• WHAT NEEDS TO BE DONE
Only the lines from the one containing "Give me the" through the end of the data below should be copied, each exactly as written and with both ends kept.

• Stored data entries
-- Start --
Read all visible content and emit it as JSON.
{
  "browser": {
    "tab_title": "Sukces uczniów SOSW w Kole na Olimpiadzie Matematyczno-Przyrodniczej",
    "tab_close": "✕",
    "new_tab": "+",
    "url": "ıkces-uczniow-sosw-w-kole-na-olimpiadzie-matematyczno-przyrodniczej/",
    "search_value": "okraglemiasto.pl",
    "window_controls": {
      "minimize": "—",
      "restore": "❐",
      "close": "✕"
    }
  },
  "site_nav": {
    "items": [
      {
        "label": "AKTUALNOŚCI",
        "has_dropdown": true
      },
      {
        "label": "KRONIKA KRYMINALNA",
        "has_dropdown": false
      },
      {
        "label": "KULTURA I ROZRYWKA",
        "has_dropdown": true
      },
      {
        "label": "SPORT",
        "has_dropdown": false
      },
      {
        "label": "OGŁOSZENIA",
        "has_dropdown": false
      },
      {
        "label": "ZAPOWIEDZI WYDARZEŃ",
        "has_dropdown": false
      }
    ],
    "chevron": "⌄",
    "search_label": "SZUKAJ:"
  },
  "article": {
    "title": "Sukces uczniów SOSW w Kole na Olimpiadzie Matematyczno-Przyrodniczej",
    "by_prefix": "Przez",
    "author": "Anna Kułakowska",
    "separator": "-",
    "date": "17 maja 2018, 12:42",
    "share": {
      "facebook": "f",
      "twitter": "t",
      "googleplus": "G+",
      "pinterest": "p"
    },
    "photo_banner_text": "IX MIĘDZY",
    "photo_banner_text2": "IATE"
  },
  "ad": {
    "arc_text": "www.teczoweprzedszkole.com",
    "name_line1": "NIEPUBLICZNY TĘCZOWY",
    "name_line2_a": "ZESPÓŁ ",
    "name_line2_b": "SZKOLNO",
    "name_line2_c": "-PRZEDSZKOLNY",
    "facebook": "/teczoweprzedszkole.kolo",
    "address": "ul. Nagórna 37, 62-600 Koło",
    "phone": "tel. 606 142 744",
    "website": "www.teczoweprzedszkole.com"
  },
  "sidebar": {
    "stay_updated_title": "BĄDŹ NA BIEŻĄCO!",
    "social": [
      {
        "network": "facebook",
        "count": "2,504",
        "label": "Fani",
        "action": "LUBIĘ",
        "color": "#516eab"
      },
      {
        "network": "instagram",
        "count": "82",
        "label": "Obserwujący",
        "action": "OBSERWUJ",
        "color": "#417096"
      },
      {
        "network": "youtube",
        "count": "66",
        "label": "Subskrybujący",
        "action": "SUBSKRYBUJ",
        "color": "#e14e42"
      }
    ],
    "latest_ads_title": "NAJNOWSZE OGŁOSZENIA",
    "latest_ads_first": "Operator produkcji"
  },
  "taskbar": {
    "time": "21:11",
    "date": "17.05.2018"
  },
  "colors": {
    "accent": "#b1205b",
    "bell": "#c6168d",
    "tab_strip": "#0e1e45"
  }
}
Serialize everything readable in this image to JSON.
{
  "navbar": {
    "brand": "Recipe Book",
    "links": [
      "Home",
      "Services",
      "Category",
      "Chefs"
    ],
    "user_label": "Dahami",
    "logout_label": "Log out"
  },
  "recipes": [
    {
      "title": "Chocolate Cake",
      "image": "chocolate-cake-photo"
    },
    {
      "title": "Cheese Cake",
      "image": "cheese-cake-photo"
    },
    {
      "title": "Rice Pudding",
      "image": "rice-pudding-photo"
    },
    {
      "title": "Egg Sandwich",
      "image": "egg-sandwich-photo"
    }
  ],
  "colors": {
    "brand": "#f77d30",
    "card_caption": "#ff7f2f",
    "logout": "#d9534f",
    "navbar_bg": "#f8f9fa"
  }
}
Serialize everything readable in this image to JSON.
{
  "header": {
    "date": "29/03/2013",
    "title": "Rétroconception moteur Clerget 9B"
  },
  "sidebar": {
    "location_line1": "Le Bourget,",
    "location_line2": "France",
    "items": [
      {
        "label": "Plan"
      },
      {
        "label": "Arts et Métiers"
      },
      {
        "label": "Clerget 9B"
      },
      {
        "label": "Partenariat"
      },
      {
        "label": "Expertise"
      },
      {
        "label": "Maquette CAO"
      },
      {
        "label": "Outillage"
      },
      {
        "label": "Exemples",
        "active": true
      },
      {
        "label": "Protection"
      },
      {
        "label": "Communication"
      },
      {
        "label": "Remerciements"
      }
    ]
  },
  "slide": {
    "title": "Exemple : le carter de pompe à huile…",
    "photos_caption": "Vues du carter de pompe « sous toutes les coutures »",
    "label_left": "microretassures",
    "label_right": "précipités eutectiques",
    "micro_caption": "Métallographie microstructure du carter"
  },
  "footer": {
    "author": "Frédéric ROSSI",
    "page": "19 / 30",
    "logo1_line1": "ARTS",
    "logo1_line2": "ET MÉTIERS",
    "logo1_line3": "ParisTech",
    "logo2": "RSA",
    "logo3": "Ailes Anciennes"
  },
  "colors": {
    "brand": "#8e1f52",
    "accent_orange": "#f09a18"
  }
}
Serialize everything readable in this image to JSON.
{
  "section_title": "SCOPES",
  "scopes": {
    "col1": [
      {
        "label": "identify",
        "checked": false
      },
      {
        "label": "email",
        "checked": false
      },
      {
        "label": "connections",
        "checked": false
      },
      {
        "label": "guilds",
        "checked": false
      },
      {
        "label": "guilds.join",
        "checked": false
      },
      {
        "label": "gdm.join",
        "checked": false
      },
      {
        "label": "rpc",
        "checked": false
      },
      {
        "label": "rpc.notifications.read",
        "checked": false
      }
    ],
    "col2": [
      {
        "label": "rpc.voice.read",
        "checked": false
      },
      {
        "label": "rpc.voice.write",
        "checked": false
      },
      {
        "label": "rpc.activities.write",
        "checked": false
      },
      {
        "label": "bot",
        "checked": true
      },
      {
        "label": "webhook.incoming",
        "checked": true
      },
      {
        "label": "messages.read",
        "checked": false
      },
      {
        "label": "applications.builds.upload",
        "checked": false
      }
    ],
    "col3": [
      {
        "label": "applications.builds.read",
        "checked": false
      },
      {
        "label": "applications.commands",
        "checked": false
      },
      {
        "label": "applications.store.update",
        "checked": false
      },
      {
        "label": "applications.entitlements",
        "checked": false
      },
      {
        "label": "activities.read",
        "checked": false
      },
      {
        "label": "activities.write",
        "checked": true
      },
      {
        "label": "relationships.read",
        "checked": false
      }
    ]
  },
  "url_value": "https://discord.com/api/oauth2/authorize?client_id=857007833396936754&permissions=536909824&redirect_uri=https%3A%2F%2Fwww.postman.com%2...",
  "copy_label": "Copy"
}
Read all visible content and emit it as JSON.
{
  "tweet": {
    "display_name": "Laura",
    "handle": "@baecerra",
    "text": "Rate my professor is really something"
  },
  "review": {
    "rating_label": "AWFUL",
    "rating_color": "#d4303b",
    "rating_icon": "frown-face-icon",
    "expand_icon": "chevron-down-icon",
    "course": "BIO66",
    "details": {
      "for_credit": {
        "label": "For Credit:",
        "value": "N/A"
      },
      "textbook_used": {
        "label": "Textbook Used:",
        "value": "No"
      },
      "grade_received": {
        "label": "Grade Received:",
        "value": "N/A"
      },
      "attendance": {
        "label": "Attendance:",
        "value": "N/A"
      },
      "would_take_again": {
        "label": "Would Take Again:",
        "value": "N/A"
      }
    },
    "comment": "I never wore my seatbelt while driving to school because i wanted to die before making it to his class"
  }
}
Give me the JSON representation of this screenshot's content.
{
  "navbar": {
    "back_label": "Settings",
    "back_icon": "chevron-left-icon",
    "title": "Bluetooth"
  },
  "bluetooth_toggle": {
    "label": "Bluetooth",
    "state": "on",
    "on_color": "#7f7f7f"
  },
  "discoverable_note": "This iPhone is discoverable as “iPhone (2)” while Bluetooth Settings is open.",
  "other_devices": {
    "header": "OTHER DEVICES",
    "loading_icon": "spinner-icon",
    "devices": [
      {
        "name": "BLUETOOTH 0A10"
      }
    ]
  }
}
-- End --
• ANSWER TO THE TASK
Give me the JSON representation of this screenshot's content.
{
  "navbar": {
    "back_label": "Settings",
    "back_icon": "chevron-left-icon",
    "title": "Bluetooth"
  },
  "bluetooth_toggle": {
    "label": "Bluetooth",
    "state": "on",
    "on_color": "#7f7f7f"
  },
  "discoverable_note": "This iPhone is discoverable as “iPhone (2)” while Bluetooth Settings is open.",
  "other_devices": {
    "header": "OTHER DEVICES",
    "loading_icon": "spinner-icon",
    "devices": [
      {
        "name": "BLUETOOTH 0A10"
      }
    ]
  }
}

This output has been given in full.